*Exercise*
Copy each line containing the word "rules" from the records that follow, please.
[BEGIN Records for this exercise]
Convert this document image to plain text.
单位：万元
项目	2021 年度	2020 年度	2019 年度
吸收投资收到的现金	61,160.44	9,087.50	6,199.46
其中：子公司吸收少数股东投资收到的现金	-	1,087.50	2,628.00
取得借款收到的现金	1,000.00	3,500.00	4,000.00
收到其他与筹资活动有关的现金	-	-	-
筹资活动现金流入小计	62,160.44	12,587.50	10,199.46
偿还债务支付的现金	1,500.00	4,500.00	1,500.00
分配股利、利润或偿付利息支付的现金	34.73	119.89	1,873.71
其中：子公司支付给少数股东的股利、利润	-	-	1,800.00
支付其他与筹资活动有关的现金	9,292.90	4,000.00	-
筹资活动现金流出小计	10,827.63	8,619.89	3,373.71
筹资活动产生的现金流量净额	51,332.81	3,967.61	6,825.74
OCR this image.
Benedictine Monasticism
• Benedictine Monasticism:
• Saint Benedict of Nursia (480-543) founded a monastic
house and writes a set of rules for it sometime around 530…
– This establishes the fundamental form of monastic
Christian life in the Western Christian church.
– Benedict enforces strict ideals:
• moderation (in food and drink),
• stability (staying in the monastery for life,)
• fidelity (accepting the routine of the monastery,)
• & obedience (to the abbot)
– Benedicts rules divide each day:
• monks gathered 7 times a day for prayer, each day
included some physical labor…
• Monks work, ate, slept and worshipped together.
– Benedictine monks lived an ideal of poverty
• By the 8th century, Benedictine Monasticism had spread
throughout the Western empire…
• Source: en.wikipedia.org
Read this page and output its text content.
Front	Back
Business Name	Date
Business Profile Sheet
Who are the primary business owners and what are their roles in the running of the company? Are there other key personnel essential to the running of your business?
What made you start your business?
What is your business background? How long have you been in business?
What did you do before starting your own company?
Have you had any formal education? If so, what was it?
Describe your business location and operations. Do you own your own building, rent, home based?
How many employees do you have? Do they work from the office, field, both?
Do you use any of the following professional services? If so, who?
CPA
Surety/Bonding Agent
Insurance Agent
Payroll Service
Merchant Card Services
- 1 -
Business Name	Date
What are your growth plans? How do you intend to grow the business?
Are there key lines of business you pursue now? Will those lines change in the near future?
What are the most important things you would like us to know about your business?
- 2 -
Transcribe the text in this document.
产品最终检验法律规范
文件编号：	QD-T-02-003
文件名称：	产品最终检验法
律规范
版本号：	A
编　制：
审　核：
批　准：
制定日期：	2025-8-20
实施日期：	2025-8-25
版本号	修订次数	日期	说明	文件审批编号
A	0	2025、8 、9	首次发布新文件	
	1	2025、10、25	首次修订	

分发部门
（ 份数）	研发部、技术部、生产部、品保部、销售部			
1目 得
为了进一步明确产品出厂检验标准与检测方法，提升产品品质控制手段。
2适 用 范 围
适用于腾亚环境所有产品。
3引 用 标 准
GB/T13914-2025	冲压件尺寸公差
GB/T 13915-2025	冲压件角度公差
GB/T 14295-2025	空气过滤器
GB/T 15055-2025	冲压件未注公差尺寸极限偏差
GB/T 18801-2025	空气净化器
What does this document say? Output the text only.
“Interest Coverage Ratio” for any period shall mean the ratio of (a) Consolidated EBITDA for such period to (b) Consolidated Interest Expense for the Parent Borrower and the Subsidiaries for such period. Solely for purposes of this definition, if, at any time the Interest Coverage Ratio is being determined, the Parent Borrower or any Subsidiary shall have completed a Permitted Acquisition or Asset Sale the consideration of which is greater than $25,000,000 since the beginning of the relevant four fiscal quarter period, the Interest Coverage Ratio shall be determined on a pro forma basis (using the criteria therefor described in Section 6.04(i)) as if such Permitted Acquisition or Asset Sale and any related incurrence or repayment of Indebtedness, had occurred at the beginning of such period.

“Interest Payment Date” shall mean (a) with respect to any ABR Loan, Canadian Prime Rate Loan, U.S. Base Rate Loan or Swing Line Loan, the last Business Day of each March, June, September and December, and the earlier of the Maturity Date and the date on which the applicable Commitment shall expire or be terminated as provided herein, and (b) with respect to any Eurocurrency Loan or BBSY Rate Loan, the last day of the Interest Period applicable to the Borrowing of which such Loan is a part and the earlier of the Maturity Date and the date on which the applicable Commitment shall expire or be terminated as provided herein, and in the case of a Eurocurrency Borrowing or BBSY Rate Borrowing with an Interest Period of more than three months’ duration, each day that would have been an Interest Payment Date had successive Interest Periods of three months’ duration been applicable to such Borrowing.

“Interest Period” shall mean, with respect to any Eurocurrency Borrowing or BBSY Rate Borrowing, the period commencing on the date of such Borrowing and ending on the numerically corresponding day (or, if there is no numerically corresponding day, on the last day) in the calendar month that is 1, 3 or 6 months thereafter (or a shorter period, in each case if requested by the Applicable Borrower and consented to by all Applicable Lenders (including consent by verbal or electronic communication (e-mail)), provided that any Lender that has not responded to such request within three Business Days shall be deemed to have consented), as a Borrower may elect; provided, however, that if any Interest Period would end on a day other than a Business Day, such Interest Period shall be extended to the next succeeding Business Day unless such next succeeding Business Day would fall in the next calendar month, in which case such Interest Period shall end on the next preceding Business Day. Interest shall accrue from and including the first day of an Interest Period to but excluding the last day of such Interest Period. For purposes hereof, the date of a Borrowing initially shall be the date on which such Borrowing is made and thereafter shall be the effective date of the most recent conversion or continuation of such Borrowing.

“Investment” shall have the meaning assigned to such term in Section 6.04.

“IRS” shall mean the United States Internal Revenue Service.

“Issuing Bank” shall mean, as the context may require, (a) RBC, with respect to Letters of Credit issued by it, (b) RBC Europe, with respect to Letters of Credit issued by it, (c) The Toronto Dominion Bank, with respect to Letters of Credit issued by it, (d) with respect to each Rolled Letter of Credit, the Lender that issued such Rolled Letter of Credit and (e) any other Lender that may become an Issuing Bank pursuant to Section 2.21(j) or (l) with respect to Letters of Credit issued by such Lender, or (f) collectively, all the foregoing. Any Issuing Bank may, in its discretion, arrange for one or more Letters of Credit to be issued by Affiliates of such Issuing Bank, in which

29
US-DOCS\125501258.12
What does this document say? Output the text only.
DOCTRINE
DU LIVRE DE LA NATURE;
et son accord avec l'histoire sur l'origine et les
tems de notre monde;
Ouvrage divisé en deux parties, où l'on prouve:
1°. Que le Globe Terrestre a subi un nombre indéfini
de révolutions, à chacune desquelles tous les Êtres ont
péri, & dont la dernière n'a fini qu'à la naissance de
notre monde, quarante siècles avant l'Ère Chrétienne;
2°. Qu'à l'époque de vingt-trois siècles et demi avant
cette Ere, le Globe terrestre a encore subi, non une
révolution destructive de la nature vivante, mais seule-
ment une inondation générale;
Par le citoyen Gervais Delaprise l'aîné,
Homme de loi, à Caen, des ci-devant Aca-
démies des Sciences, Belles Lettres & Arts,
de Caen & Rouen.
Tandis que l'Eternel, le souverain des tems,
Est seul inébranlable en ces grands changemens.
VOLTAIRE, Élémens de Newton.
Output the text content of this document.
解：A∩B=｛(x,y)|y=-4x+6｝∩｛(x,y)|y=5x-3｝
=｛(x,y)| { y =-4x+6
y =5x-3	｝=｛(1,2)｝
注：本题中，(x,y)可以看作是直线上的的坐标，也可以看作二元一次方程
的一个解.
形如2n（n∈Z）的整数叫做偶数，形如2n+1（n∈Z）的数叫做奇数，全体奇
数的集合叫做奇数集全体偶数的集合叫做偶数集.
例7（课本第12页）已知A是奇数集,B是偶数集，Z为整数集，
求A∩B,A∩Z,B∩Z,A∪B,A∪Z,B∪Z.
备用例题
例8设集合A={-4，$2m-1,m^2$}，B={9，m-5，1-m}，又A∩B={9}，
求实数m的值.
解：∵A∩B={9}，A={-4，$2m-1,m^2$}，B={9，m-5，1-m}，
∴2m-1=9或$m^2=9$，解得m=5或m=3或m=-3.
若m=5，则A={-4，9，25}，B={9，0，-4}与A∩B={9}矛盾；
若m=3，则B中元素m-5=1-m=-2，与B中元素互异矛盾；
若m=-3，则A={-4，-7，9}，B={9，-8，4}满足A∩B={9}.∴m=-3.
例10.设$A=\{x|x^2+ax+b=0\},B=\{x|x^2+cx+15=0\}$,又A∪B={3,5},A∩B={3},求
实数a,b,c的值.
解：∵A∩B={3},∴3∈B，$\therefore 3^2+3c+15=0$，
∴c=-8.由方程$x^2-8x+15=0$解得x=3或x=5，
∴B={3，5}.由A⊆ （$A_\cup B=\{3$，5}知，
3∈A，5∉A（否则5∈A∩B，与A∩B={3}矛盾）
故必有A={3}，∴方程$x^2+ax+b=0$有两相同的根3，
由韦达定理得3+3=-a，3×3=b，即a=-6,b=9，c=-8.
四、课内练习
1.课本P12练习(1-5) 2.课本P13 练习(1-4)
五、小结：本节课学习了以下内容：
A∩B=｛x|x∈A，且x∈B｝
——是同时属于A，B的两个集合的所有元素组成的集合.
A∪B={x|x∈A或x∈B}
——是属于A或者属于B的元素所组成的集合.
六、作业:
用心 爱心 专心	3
[END Records for this exercise]
*Output*
house and writes a set of rules for it sometime around 530…
– Benedicts rules divide each day:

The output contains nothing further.